— What is asked —
Whenever a line contains the string "marker", copy it out of the entries.

··········

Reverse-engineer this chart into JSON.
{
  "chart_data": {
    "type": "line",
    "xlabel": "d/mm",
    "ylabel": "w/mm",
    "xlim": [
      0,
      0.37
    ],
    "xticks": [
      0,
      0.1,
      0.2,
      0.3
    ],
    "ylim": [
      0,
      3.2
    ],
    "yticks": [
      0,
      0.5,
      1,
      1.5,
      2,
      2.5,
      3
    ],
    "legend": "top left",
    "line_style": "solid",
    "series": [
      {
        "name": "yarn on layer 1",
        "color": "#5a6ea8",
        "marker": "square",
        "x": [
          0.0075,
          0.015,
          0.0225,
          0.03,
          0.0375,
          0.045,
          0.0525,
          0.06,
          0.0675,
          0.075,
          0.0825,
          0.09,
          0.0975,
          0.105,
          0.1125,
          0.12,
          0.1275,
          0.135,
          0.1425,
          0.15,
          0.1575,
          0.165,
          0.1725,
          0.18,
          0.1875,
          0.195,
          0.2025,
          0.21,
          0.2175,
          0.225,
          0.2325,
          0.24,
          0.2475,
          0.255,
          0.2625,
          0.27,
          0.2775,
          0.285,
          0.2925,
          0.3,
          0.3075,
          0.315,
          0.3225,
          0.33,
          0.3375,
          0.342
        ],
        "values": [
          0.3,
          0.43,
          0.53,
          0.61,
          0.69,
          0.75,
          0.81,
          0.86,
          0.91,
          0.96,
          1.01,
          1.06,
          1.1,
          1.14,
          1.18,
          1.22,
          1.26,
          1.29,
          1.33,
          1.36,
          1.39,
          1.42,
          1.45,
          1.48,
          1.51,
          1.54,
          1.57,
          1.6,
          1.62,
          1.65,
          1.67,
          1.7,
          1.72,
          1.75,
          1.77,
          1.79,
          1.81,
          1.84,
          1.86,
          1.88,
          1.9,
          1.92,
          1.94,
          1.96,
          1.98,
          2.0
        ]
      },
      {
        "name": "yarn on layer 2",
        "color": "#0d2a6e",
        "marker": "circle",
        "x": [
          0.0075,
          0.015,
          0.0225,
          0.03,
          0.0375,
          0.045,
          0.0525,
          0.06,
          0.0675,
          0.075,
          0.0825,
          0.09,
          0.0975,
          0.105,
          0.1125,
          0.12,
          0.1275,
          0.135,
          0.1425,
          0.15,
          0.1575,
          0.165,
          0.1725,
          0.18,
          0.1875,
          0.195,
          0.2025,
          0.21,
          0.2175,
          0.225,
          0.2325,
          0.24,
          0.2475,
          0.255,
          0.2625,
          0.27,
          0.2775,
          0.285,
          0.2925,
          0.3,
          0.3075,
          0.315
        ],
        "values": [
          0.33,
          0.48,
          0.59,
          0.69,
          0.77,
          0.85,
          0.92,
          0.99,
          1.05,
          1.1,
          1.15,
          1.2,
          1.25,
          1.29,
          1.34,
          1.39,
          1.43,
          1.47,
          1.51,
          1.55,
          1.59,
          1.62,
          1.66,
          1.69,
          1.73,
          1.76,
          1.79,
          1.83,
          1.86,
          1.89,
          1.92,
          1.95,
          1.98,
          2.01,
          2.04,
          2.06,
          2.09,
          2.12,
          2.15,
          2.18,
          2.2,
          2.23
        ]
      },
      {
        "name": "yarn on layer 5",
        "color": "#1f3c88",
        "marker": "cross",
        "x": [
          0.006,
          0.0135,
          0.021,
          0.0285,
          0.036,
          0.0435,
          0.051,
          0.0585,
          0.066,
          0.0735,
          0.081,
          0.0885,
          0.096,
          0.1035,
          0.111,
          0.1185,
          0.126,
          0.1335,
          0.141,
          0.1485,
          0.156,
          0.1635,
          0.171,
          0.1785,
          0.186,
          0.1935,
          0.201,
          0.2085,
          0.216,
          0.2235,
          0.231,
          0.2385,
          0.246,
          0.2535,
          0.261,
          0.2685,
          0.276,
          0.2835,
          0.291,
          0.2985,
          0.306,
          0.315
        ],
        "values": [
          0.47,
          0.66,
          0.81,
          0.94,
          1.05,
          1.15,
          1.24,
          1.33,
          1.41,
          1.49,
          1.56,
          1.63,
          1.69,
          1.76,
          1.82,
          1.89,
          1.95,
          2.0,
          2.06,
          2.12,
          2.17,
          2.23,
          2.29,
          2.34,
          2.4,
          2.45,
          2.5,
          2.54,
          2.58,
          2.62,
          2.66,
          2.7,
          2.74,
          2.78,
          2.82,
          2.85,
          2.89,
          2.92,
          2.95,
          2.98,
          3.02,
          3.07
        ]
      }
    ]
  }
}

··········

— Expected answer —
        "marker": "square",
        "marker": "circle",
        "marker": "cross",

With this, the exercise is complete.